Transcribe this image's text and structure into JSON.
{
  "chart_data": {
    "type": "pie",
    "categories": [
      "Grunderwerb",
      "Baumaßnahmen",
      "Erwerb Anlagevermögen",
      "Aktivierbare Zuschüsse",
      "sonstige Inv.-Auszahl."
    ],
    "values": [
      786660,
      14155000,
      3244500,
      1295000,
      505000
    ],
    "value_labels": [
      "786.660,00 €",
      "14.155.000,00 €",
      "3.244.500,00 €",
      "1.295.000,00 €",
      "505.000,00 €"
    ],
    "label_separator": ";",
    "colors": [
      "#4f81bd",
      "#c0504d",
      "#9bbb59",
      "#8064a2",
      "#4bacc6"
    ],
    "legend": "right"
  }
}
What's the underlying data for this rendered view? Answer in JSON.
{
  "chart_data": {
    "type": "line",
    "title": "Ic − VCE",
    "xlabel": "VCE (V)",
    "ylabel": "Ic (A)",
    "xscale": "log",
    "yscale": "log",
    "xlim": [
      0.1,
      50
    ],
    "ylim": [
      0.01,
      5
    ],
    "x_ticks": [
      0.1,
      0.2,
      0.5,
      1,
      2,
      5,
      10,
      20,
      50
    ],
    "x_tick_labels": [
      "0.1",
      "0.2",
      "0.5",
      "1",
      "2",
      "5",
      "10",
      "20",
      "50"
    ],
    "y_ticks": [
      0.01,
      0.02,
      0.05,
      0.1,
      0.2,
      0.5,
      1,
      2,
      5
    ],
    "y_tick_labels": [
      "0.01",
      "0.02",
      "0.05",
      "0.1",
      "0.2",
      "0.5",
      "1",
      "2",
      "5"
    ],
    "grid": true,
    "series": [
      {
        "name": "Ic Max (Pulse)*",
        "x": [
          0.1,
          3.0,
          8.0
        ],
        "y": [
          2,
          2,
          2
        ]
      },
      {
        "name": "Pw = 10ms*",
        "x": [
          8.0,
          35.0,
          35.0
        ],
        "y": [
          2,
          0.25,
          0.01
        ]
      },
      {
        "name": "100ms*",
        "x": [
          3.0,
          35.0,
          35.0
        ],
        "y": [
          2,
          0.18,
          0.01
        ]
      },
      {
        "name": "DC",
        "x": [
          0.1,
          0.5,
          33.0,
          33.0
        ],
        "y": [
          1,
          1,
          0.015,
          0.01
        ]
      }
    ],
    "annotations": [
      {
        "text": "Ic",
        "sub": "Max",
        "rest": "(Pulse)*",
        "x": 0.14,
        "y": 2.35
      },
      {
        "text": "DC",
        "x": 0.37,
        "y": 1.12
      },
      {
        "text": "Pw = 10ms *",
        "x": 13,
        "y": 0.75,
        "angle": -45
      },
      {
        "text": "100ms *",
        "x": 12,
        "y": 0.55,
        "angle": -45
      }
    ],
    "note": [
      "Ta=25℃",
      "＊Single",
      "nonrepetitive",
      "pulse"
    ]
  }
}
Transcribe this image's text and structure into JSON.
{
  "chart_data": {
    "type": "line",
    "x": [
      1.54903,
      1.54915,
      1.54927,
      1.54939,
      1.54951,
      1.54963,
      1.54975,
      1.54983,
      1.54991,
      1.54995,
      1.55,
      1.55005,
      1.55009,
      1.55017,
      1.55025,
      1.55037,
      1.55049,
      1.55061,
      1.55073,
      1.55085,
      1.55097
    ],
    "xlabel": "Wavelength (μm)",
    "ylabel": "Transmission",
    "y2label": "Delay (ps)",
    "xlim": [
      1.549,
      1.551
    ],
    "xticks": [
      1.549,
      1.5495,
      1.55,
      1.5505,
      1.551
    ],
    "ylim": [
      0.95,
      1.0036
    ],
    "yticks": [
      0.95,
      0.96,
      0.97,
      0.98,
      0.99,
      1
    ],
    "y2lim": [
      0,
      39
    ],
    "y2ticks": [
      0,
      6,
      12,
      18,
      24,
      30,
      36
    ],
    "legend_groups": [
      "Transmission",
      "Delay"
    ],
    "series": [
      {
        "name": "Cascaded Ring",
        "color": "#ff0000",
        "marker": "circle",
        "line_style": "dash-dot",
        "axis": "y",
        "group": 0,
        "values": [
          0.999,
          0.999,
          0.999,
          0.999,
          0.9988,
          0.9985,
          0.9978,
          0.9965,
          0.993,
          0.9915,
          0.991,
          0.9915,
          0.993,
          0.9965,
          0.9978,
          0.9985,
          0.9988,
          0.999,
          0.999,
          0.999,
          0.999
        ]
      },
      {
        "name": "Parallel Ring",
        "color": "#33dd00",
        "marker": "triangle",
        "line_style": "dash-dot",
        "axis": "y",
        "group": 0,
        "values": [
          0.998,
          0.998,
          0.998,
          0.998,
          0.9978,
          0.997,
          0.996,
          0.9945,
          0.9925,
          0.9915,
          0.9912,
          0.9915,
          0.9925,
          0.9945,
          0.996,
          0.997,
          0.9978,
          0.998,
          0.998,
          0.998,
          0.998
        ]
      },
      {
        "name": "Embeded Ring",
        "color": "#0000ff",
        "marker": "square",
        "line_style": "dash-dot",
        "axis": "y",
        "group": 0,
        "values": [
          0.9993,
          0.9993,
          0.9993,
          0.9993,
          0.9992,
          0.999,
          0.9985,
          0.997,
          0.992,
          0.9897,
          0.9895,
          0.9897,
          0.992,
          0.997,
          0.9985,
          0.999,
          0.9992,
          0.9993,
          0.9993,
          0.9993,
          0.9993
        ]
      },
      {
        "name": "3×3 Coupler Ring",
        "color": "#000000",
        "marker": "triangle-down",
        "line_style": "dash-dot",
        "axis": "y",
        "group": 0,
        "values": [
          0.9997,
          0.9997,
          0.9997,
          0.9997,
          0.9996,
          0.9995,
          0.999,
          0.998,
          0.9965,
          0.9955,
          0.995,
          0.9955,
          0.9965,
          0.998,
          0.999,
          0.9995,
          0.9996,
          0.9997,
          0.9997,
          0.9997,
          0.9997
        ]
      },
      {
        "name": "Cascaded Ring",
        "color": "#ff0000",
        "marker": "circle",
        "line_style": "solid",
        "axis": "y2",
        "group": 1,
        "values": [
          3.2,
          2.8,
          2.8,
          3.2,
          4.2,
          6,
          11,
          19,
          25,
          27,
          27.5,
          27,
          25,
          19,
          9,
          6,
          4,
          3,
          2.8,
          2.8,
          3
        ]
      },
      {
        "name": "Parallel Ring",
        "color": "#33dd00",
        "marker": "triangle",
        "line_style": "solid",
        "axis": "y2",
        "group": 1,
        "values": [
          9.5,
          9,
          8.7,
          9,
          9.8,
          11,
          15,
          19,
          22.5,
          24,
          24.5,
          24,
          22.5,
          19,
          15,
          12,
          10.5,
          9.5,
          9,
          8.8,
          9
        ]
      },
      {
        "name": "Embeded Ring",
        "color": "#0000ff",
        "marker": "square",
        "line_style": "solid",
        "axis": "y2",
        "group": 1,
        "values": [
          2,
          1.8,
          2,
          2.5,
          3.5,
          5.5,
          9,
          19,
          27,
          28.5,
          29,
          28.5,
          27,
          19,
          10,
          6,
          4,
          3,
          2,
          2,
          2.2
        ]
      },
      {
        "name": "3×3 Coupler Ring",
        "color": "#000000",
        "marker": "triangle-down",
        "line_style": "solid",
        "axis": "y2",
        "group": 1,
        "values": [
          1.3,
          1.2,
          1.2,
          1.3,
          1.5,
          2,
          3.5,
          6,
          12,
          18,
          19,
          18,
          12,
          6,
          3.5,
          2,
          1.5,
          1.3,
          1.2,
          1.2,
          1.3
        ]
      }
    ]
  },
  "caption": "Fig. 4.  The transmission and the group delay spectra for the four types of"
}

────

* _EXERCISE GOAL_:
Repeat the material above in full, exactly as it stands.

* _WRITTEN SOLUTION_:
Transcribe this image's text and structure into JSON.
{
  "chart_data": {
    "type": "pie",
    "categories": [
      "Grunderwerb",
      "Baumaßnahmen",
      "Erwerb Anlagevermögen",
      "Aktivierbare Zuschüsse",
      "sonstige Inv.-Auszahl."
    ],
    "values": [
      786660,
      14155000,
      3244500,
      1295000,
      505000
    ],
    "value_labels": [
      "786.660,00 €",
      "14.155.000,00 €",
      "3.244.500,00 €",
      "1.295.000,00 €",
      "505.000,00 €"
    ],
    "label_separator": ";",
    "colors": [
      "#4f81bd",
      "#c0504d",
      "#9bbb59",
      "#8064a2",
      "#4bacc6"
    ],
    "legend": "right"
  }
}
What's the underlying data for this rendered view? Answer in JSON.
{
  "chart_data": {
    "type": "line",
    "title": "Ic − VCE",
    "xlabel": "VCE (V)",
    "ylabel": "Ic (A)",
    "xscale": "log",
    "yscale": "log",
    "xlim": [
      0.1,
      50
    ],
    "ylim": [
      0.01,
      5
    ],
    "x_ticks": [
      0.1,
      0.2,
      0.5,
      1,
      2,
      5,
      10,
      20,
      50
    ],
    "x_tick_labels": [
      "0.1",
      "0.2",
      "0.5",
      "1",
      "2",
      "5",
      "10",
      "20",
      "50"
    ],
    "y_ticks": [
      0.01,
      0.02,
      0.05,
      0.1,
      0.2,
      0.5,
      1,
      2,
      5
    ],
    "y_tick_labels": [
      "0.01",
      "0.02",
      "0.05",
      "0.1",
      "0.2",
      "0.5",
      "1",
      "2",
      "5"
    ],
    "grid": true,
    "series": [
      {
        "name": "Ic Max (Pulse)*",
        "x": [
          0.1,
          3.0,
          8.0
        ],
        "y": [
          2,
          2,
          2
        ]
      },
      {
        "name": "Pw = 10ms*",
        "x": [
          8.0,
          35.0,
          35.0
        ],
        "y": [
          2,
          0.25,
          0.01
        ]
      },
      {
        "name": "100ms*",
        "x": [
          3.0,
          35.0,
          35.0
        ],
        "y": [
          2,
          0.18,
          0.01
        ]
      },
      {
        "name": "DC",
        "x": [
          0.1,
          0.5,
          33.0,
          33.0
        ],
        "y": [
          1,
          1,
          0.015,
          0.01
        ]
      }
    ],
    "annotations": [
      {
        "text": "Ic",
        "sub": "Max",
        "rest": "(Pulse)*",
        "x": 0.14,
        "y": 2.35
      },
      {
        "text": "DC",
        "x": 0.37,
        "y": 1.12
      },
      {
        "text": "Pw = 10ms *",
        "x": 13,
        "y": 0.75,
        "angle": -45
      },
      {
        "text": "100ms *",
        "x": 12,
        "y": 0.55,
        "angle": -45
      }
    ],
    "note": [
      "Ta=25℃",
      "＊Single",
      "nonrepetitive",
      "pulse"
    ]
  }
}
Transcribe this image's text and structure into JSON.
{
  "chart_data": {
    "type": "line",
    "x": [
      1.54903,
      1.54915,
      1.54927,
      1.54939,
      1.54951,
      1.54963,
      1.54975,
      1.54983,
      1.54991,
      1.54995,
      1.55,
      1.55005,
      1.55009,
      1.55017,
      1.55025,
      1.55037,
      1.55049,
      1.55061,
      1.55073,
      1.55085,
      1.55097
    ],
    "xlabel": "Wavelength (μm)",
    "ylabel": "Transmission",
    "y2label": "Delay (ps)",
    "xlim": [
      1.549,
      1.551
    ],
    "xticks": [
      1.549,
      1.5495,
      1.55,
      1.5505,
      1.551
    ],
    "ylim": [
      0.95,
      1.0036
    ],
    "yticks": [
      0.95,
      0.96,
      0.97,
      0.98,
      0.99,
      1
    ],
    "y2lim": [
      0,
      39
    ],
    "y2ticks": [
      0,
      6,
      12,
      18,
      24,
      30,
      36
    ],
    "legend_groups": [
      "Transmission",
      "Delay"
    ],
    "series": [
      {
        "name": "Cascaded Ring",
        "color": "#ff0000",
        "marker": "circle",
        "line_style": "dash-dot",
        "axis": "y",
        "group": 0,
        "values": [
          0.999,
          0.999,
          0.999,
          0.999,
          0.9988,
          0.9985,
          0.9978,
          0.9965,
          0.993,
          0.9915,
          0.991,
          0.9915,
          0.993,
          0.9965,
          0.9978,
          0.9985,
          0.9988,
          0.999,
          0.999,
          0.999,
          0.999
        ]
      },
      {
        "name": "Parallel Ring",
        "color": "#33dd00",
        "marker": "triangle",
        "line_style": "dash-dot",
        "axis": "y",
        "group": 0,
        "values": [
          0.998,
          0.998,
          0.998,
          0.998,
          0.9978,
          0.997,
          0.996,
          0.9945,
          0.9925,
          0.9915,
          0.9912,
          0.9915,
          0.9925,
          0.9945,
          0.996,
          0.997,
          0.9978,
          0.998,
          0.998,
          0.998,
          0.998
        ]
      },
      {
        "name": "Embeded Ring",
        "color": "#0000ff",
        "marker": "square",
        "line_style": "dash-dot",
        "axis": "y",
        "group": 0,
        "values": [
          0.9993,
          0.9993,
          0.9993,
          0.9993,
          0.9992,
          0.999,
          0.9985,
          0.997,
          0.992,
          0.9897,
          0.9895,
          0.9897,
          0.992,
          0.997,
          0.9985,
          0.999,
          0.9992,
          0.9993,
          0.9993,
          0.9993,
          0.9993
        ]
      },
      {
        "name": "3×3 Coupler Ring",
        "color": "#000000",
        "marker": "triangle-down",
        "line_style": "dash-dot",
        "axis": "y",
        "group": 0,
        "values": [
          0.9997,
          0.9997,
          0.9997,
          0.9997,
          0.9996,
          0.9995,
          0.999,
          0.998,
          0.9965,
          0.9955,
          0.995,
          0.9955,
          0.9965,
          0.998,
          0.999,
          0.9995,
          0.9996,
          0.9997,
          0.9997,
          0.9997,
          0.9997
        ]
      },
      {
        "name": "Cascaded Ring",
        "color": "#ff0000",
        "marker": "circle",
        "line_style": "solid",
        "axis": "y2",
        "group": 1,
        "values": [
          3.2,
          2.8,
          2.8,
          3.2,
          4.2,
          6,
          11,
          19,
          25,
          27,
          27.5,
          27,
          25,
          19,
          9,
          6,
          4,
          3,
          2.8,
          2.8,
          3
        ]
      },
      {
        "name": "Parallel Ring",
        "color": "#33dd00",
        "marker": "triangle",
        "line_style": "solid",
        "axis": "y2",
        "group": 1,
        "values": [
          9.5,
          9,
          8.7,
          9,
          9.8,
          11,
          15,
          19,
          22.5,
          24,
          24.5,
          24,
          22.5,
          19,
          15,
          12,
          10.5,
          9.5,
          9,
          8.8,
          9
        ]
      },
      {
        "name": "Embeded Ring",
        "color": "#0000ff",
        "marker": "square",
        "line_style": "solid",
        "axis": "y2",
        "group": 1,
        "values": [
          2,
          1.8,
          2,
          2.5,
          3.5,
          5.5,
          9,
          19,
          27,
          28.5,
          29,
          28.5,
          27,
          19,
          10,
          6,
          4,
          3,
          2,
          2,
          2.2
        ]
      },
      {
        "name": "3×3 Coupler Ring",
        "color": "#000000",
        "marker": "triangle-down",
        "line_style": "solid",
        "axis": "y2",
        "group": 1,
        "values": [
          1.3,
          1.2,
          1.2,
          1.3,
          1.5,
          2,
          3.5,
          6,
          12,
          18,
          19,
          18,
          12,
          6,
          3.5,
          2,
          1.5,
          1.3,
          1.2,
          1.2,
          1.3
        ]
      }
    ]
  },
  "caption": "Fig. 4.  The transmission and the group delay spectra for the four types of"
}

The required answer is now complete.